> [Exercise prompt] Write out every line of the material exactly as it appears.

> [Recorded information]
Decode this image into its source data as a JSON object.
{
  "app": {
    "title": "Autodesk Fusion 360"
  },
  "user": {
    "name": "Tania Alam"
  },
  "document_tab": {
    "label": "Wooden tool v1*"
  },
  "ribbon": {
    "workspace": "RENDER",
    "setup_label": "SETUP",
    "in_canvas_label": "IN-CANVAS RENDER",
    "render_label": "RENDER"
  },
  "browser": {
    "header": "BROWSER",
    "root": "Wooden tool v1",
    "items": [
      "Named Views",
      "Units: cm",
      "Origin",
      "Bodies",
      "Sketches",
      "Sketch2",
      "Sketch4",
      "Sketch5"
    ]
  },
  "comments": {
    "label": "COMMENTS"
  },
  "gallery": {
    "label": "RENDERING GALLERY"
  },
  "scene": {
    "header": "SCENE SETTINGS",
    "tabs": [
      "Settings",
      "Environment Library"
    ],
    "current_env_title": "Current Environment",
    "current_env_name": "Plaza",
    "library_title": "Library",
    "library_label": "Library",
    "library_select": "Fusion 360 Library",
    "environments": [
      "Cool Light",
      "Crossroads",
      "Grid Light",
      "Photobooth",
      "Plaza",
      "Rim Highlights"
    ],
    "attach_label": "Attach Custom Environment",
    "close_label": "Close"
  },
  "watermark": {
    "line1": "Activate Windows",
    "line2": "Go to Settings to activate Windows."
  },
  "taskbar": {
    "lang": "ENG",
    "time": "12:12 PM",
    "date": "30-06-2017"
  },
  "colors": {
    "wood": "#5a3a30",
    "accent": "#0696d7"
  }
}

> [Right answer]
Decode this image into its source data as a JSON object.
{
  "app": {
    "title": "Autodesk Fusion 360"
  },
  "user": {
    "name": "Tania Alam"
  },
  "document_tab": {
    "label": "Wooden tool v1*"
  },
  "ribbon": {
    "workspace": "RENDER",
    "setup_label": "SETUP",
    "in_canvas_label": "IN-CANVAS RENDER",
    "render_label": "RENDER"
  },
  "browser": {
    "header": "BROWSER",
    "root": "Wooden tool v1",
    "items": [
      "Named Views",
      "Units: cm",
      "Origin",
      "Bodies",
      "Sketches",
      "Sketch2",
      "Sketch4",
      "Sketch5"
    ]
  },
  "comments": {
    "label": "COMMENTS"
  },
  "gallery": {
    "label": "RENDERING GALLERY"
  },
  "scene": {
    "header": "SCENE SETTINGS",
    "tabs": [
      "Settings",
      "Environment Library"
    ],
    "current_env_title": "Current Environment",
    "current_env_name": "Plaza",
    "library_title": "Library",
    "library_label": "Library",
    "library_select": "Fusion 360 Library",
    "environments": [
      "Cool Light",
      "Crossroads",
      "Grid Light",
      "Photobooth",
      "Plaza",
      "Rim Highlights"
    ],
    "attach_label": "Attach Custom Environment",
    "close_label": "Close"
  },
  "watermark": {
    "line1": "Activate Windows",
    "line2": "Go to Settings to activate Windows."
  },
  "taskbar": {
    "lang": "ENG",
    "time": "12:12 PM",
    "date": "30-06-2017"
  },
  "colors": {
    "wood": "#5a3a30",
    "accent": "#0696d7"
  }
}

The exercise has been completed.